WRITTEN PROBLEM:
Would you transcribe the listing that follows, character for character, and omit its images?

DATA ROWS:

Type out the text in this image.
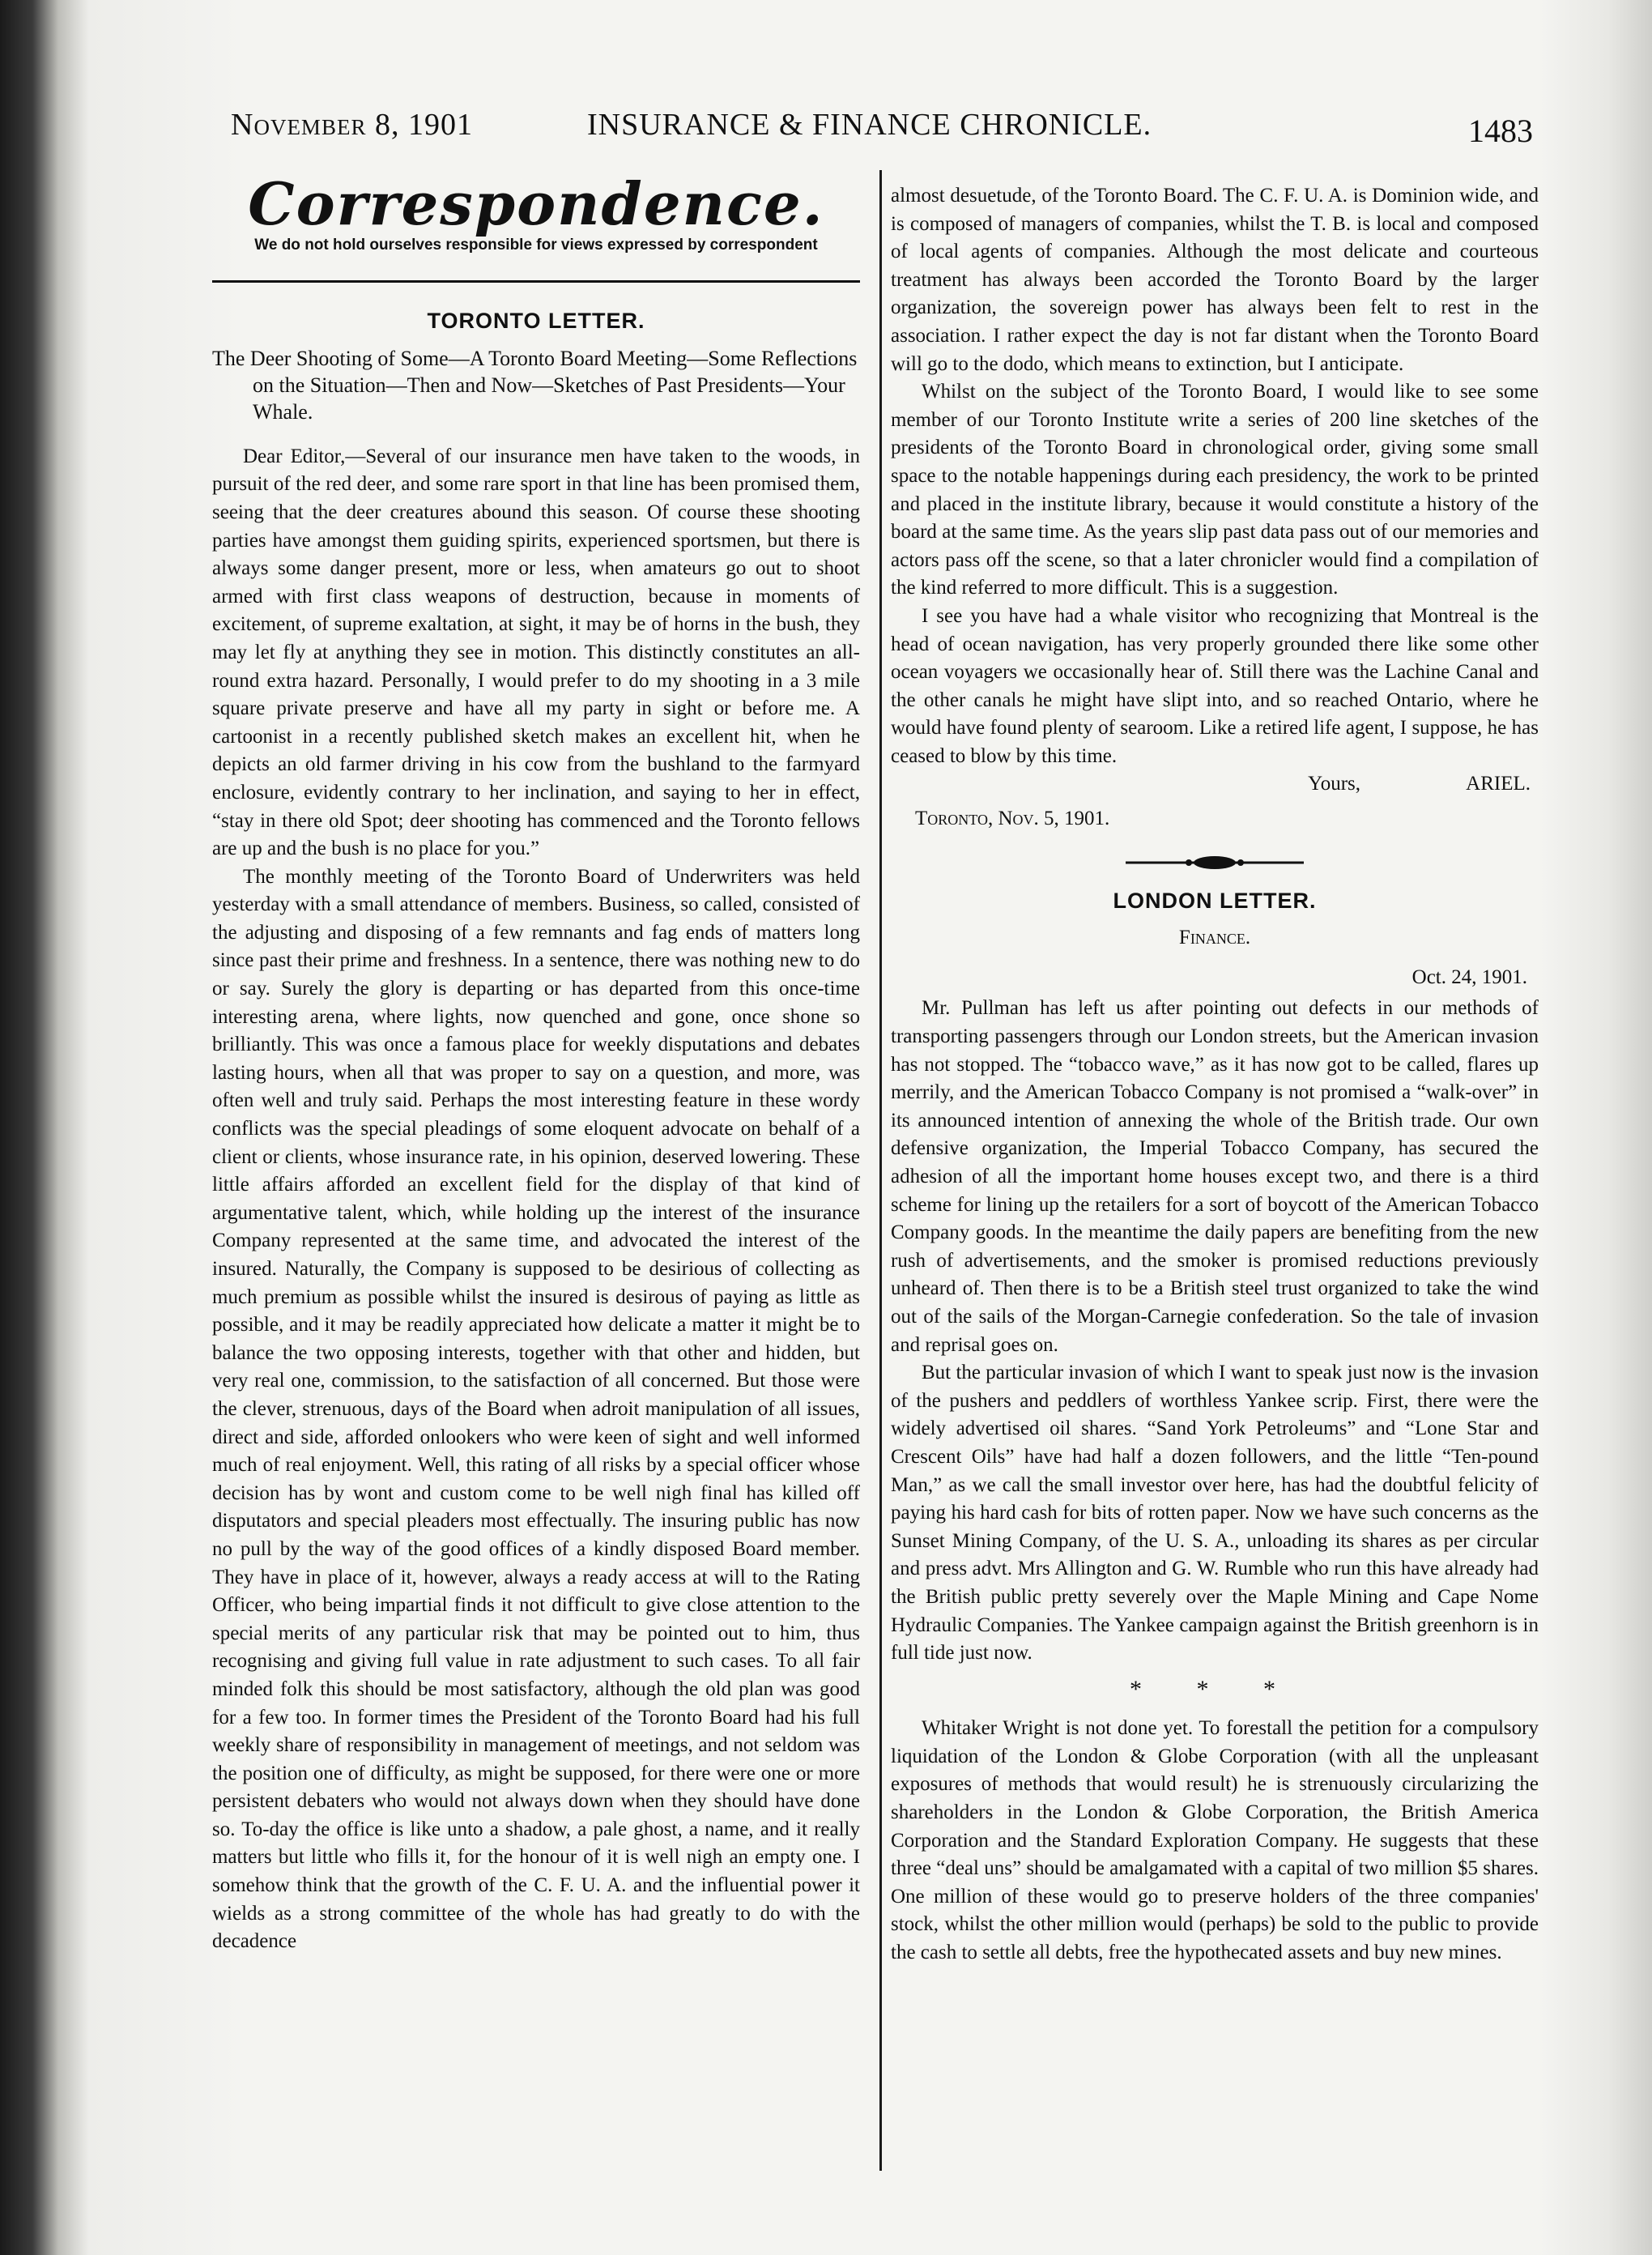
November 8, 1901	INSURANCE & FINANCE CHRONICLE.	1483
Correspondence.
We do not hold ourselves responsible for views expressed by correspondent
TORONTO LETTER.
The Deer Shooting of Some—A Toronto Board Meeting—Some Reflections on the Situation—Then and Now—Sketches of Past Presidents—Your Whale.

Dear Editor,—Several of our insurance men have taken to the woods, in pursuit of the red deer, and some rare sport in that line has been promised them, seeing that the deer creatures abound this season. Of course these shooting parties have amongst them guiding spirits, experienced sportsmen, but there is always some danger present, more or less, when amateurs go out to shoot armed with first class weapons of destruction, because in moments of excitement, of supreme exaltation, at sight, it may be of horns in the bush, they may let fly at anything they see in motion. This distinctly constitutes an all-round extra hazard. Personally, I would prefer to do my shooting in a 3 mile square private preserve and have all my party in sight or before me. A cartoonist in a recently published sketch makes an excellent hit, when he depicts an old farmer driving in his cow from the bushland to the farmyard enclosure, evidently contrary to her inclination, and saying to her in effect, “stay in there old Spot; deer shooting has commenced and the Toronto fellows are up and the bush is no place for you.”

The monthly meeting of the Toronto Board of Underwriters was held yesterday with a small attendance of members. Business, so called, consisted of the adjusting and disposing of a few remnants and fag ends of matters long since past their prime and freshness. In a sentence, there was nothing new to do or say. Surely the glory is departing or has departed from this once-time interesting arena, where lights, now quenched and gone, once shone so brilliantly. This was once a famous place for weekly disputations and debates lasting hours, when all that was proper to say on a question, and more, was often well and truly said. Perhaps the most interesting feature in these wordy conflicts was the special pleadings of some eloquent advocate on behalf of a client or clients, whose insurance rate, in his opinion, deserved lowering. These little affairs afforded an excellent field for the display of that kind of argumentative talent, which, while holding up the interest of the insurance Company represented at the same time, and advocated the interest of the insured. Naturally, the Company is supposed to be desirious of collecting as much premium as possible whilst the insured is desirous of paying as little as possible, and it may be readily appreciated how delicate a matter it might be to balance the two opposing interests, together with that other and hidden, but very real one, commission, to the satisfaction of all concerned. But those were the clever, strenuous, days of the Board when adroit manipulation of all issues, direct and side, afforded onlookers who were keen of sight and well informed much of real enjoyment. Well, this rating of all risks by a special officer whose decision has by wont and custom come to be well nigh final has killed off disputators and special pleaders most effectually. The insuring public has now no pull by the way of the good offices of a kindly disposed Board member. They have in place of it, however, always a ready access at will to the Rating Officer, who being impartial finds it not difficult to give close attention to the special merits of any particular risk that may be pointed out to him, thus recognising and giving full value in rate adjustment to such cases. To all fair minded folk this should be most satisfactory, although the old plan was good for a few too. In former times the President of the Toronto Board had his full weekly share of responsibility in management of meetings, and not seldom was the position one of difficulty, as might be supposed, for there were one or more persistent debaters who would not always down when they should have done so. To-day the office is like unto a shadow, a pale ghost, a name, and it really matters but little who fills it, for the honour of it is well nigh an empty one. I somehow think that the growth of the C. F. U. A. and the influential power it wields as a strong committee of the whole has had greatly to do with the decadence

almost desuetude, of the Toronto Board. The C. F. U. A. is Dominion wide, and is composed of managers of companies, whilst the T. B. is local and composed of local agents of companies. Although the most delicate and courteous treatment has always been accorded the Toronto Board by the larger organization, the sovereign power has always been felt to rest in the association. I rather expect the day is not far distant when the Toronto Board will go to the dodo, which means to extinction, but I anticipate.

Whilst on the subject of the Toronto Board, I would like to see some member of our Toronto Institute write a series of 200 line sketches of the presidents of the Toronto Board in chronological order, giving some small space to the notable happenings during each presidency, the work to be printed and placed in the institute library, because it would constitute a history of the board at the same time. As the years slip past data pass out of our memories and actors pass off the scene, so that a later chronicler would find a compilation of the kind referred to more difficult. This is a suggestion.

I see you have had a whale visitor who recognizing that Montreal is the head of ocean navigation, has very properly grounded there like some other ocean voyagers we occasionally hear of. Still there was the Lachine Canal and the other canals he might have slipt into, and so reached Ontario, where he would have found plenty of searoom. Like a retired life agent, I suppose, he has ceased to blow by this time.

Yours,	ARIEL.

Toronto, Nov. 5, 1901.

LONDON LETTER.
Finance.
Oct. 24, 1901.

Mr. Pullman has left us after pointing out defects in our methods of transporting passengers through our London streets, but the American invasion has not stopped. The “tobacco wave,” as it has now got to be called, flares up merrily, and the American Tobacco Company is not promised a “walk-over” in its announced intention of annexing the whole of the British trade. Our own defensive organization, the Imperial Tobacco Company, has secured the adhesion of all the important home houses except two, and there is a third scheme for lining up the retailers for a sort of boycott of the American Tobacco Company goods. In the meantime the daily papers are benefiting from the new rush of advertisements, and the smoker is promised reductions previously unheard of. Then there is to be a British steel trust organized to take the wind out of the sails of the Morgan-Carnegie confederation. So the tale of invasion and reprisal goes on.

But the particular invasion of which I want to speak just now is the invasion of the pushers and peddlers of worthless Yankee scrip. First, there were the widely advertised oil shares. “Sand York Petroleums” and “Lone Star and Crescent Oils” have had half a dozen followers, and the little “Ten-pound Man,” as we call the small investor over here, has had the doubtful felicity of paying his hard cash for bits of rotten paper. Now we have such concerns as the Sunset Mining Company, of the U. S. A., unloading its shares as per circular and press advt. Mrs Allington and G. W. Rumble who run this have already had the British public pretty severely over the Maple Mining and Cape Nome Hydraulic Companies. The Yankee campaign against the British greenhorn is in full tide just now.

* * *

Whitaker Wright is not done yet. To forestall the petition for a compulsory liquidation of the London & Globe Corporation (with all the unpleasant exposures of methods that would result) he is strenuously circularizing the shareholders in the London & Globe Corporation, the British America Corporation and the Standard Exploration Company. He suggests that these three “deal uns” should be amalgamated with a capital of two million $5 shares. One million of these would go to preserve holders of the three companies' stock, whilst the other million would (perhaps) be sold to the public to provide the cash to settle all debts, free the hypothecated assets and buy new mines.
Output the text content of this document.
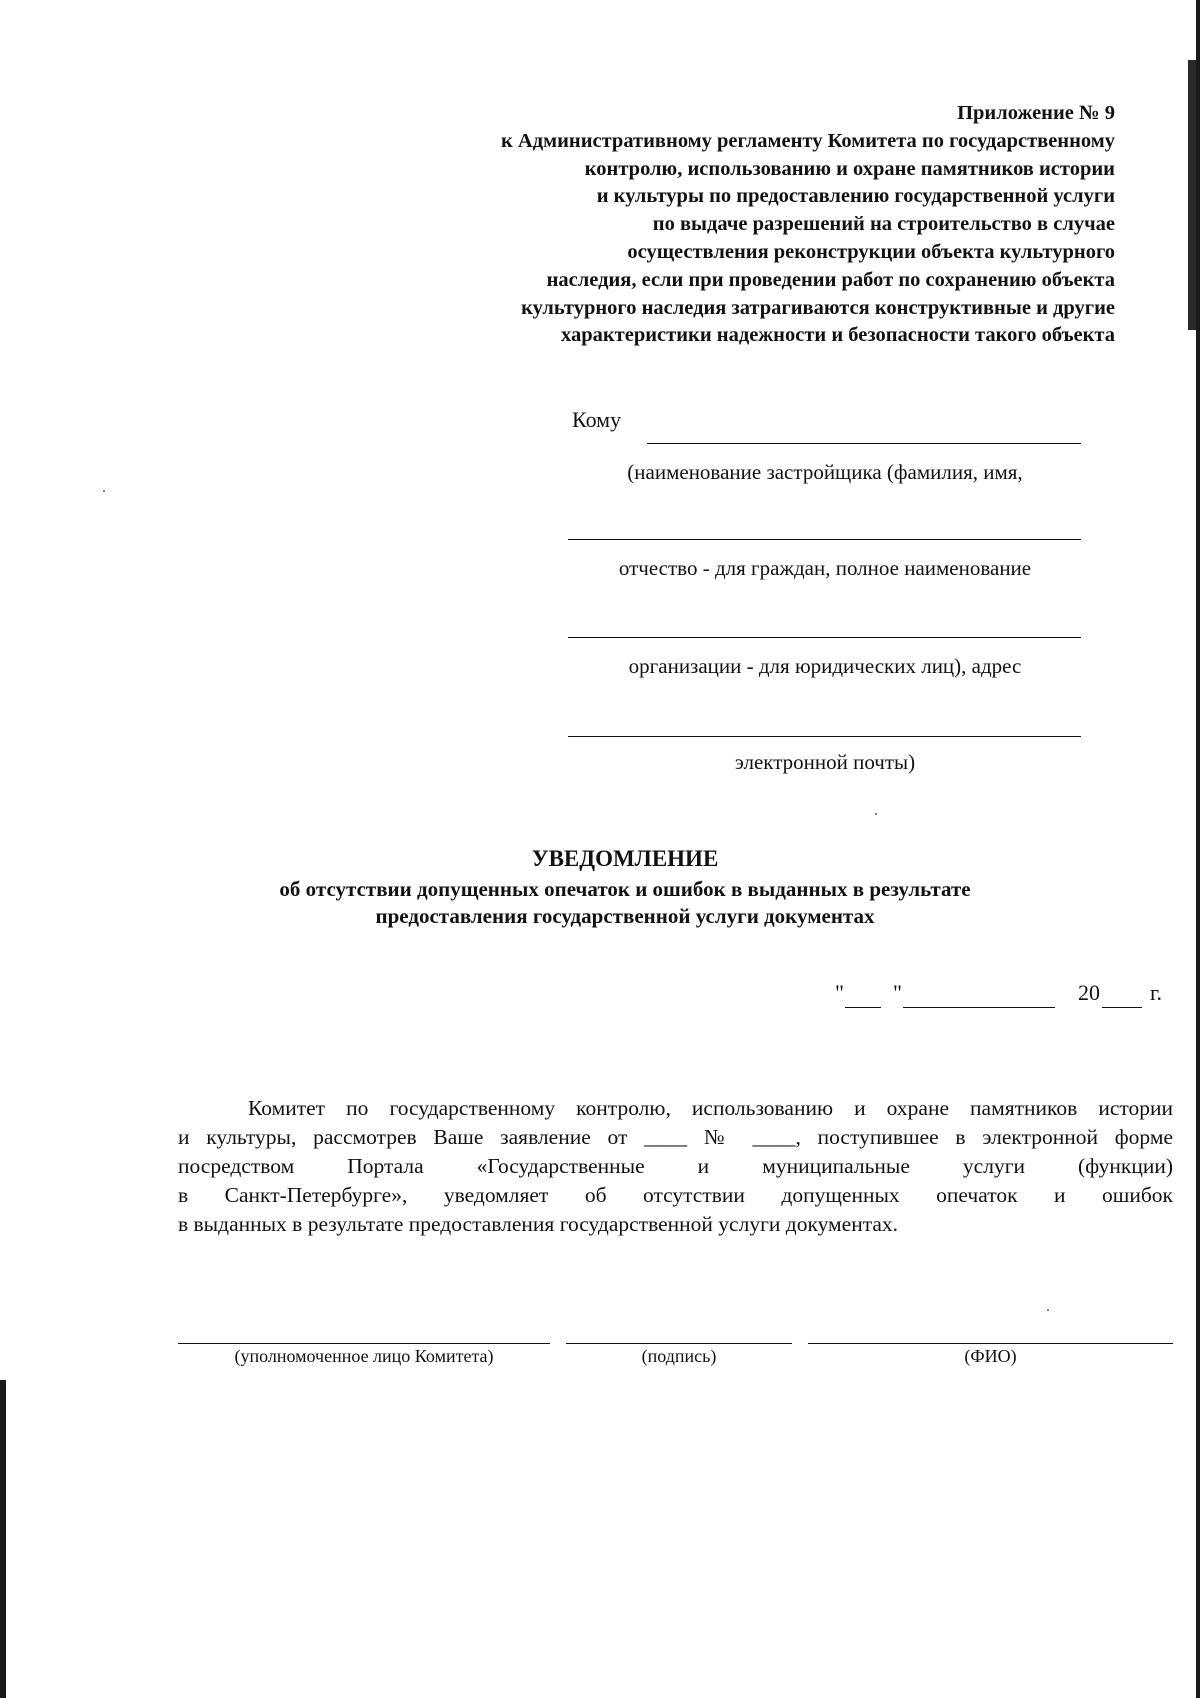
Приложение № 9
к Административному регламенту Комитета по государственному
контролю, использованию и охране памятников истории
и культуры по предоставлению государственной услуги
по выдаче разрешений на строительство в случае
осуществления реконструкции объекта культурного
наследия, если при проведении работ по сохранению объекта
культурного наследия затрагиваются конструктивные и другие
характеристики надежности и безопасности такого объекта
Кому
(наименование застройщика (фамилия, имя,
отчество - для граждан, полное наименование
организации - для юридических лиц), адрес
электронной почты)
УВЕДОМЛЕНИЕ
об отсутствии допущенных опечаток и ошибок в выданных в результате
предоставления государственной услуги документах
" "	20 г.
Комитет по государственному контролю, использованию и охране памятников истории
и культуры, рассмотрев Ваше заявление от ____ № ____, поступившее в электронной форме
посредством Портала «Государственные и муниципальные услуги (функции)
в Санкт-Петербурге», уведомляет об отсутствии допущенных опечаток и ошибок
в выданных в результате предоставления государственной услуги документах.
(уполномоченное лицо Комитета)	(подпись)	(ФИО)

FINAL RESULT:
Type out the text in this image.
November 8, 1901	INSURANCE & FINANCE CHRONICLE.	1483
Correspondence.
We do not hold ourselves responsible for views expressed by correspondent
TORONTO LETTER.
The Deer Shooting of Some—A Toronto Board Meeting—Some Reflections on the Situation—Then and Now—Sketches of Past Presidents—Your Whale.

Dear Editor,—Several of our insurance men have taken to the woods, in pursuit of the red deer, and some rare sport in that line has been promised them, seeing that the deer creatures abound this season. Of course these shooting parties have amongst them guiding spirits, experienced sportsmen, but there is always some danger present, more or less, when amateurs go out to shoot armed with first class weapons of destruction, because in moments of excitement, of supreme exaltation, at sight, it may be of horns in the bush, they may let fly at anything they see in motion. This distinctly constitutes an all-round extra hazard. Personally, I would prefer to do my shooting in a 3 mile square private preserve and have all my party in sight or before me. A cartoonist in a recently published sketch makes an excellent hit, when he depicts an old farmer driving in his cow from the bushland to the farmyard enclosure, evidently contrary to her inclination, and saying to her in effect, “stay in there old Spot; deer shooting has commenced and the Toronto fellows are up and the bush is no place for you.”

The monthly meeting of the Toronto Board of Underwriters was held yesterday with a small attendance of members. Business, so called, consisted of the adjusting and disposing of a few remnants and fag ends of matters long since past their prime and freshness. In a sentence, there was nothing new to do or say. Surely the glory is departing or has departed from this once-time interesting arena, where lights, now quenched and gone, once shone so brilliantly. This was once a famous place for weekly disputations and debates lasting hours, when all that was proper to say on a question, and more, was often well and truly said. Perhaps the most interesting feature in these wordy conflicts was the special pleadings of some eloquent advocate on behalf of a client or clients, whose insurance rate, in his opinion, deserved lowering. These little affairs afforded an excellent field for the display of that kind of argumentative talent, which, while holding up the interest of the insurance Company represented at the same time, and advocated the interest of the insured. Naturally, the Company is supposed to be desirious of collecting as much premium as possible whilst the insured is desirous of paying as little as possible, and it may be readily appreciated how delicate a matter it might be to balance the two opposing interests, together with that other and hidden, but very real one, commission, to the satisfaction of all concerned. But those were the clever, strenuous, days of the Board when adroit manipulation of all issues, direct and side, afforded onlookers who were keen of sight and well informed much of real enjoyment. Well, this rating of all risks by a special officer whose decision has by wont and custom come to be well nigh final has killed off disputators and special pleaders most effectually. The insuring public has now no pull by the way of the good offices of a kindly disposed Board member. They have in place of it, however, always a ready access at will to the Rating Officer, who being impartial finds it not difficult to give close attention to the special merits of any particular risk that may be pointed out to him, thus recognising and giving full value in rate adjustment to such cases. To all fair minded folk this should be most satisfactory, although the old plan was good for a few too. In former times the President of the Toronto Board had his full weekly share of responsibility in management of meetings, and not seldom was the position one of difficulty, as might be supposed, for there were one or more persistent debaters who would not always down when they should have done so. To-day the office is like unto a shadow, a pale ghost, a name, and it really matters but little who fills it, for the honour of it is well nigh an empty one. I somehow think that the growth of the C. F. U. A. and the influential power it wields as a strong committee of the whole has had greatly to do with the decadence

almost desuetude, of the Toronto Board. The C. F. U. A. is Dominion wide, and is composed of managers of companies, whilst the T. B. is local and composed of local agents of companies. Although the most delicate and courteous treatment has always been accorded the Toronto Board by the larger organization, the sovereign power has always been felt to rest in the association. I rather expect the day is not far distant when the Toronto Board will go to the dodo, which means to extinction, but I anticipate.

Whilst on the subject of the Toronto Board, I would like to see some member of our Toronto Institute write a series of 200 line sketches of the presidents of the Toronto Board in chronological order, giving some small space to the notable happenings during each presidency, the work to be printed and placed in the institute library, because it would constitute a history of the board at the same time. As the years slip past data pass out of our memories and actors pass off the scene, so that a later chronicler would find a compilation of the kind referred to more difficult. This is a suggestion.

I see you have had a whale visitor who recognizing that Montreal is the head of ocean navigation, has very properly grounded there like some other ocean voyagers we occasionally hear of. Still there was the Lachine Canal and the other canals he might have slipt into, and so reached Ontario, where he would have found plenty of searoom. Like a retired life agent, I suppose, he has ceased to blow by this time.

Yours,	ARIEL.

Toronto, Nov. 5, 1901.

LONDON LETTER.
Finance.
Oct. 24, 1901.

Mr. Pullman has left us after pointing out defects in our methods of transporting passengers through our London streets, but the American invasion has not stopped. The “tobacco wave,” as it has now got to be called, flares up merrily, and the American Tobacco Company is not promised a “walk-over” in its announced intention of annexing the whole of the British trade. Our own defensive organization, the Imperial Tobacco Company, has secured the adhesion of all the important home houses except two, and there is a third scheme for lining up the retailers for a sort of boycott of the American Tobacco Company goods. In the meantime the daily papers are benefiting from the new rush of advertisements, and the smoker is promised reductions previously unheard of. Then there is to be a British steel trust organized to take the wind out of the sails of the Morgan-Carnegie confederation. So the tale of invasion and reprisal goes on.

But the particular invasion of which I want to speak just now is the invasion of the pushers and peddlers of worthless Yankee scrip. First, there were the widely advertised oil shares. “Sand York Petroleums” and “Lone Star and Crescent Oils” have had half a dozen followers, and the little “Ten-pound Man,” as we call the small investor over here, has had the doubtful felicity of paying his hard cash for bits of rotten paper. Now we have such concerns as the Sunset Mining Company, of the U. S. A., unloading its shares as per circular and press advt. Mrs Allington and G. W. Rumble who run this have already had the British public pretty severely over the Maple Mining and Cape Nome Hydraulic Companies. The Yankee campaign against the British greenhorn is in full tide just now.

* * *

Whitaker Wright is not done yet. To forestall the petition for a compulsory liquidation of the London & Globe Corporation (with all the unpleasant exposures of methods that would result) he is strenuously circularizing the shareholders in the London & Globe Corporation, the British America Corporation and the Standard Exploration Company. He suggests that these three “deal uns” should be amalgamated with a capital of two million $5 shares. One million of these would go to preserve holders of the three companies' stock, whilst the other million would (perhaps) be sold to the public to provide the cash to settle all debts, free the hypothecated assets and buy new mines.
Output the text content of this document.
Приложение № 9
к Административному регламенту Комитета по государственному
контролю, использованию и охране памятников истории
и культуры по предоставлению государственной услуги
по выдаче разрешений на строительство в случае
осуществления реконструкции объекта культурного
наследия, если при проведении работ по сохранению объекта
культурного наследия затрагиваются конструктивные и другие
характеристики надежности и безопасности такого объекта
Кому
(наименование застройщика (фамилия, имя,
отчество - для граждан, полное наименование
организации - для юридических лиц), адрес
электронной почты)
УВЕДОМЛЕНИЕ
об отсутствии допущенных опечаток и ошибок в выданных в результате
предоставления государственной услуги документах
" "	20 г.
Комитет по государственному контролю, использованию и охране памятников истории
и культуры, рассмотрев Ваше заявление от ____ № ____, поступившее в электронной форме
посредством Портала «Государственные и муниципальные услуги (функции)
в Санкт-Петербурге», уведомляет об отсутствии допущенных опечаток и ошибок
в выданных в результате предоставления государственной услуги документах.
(уполномоченное лицо Комитета)	(подпись)	(ФИО)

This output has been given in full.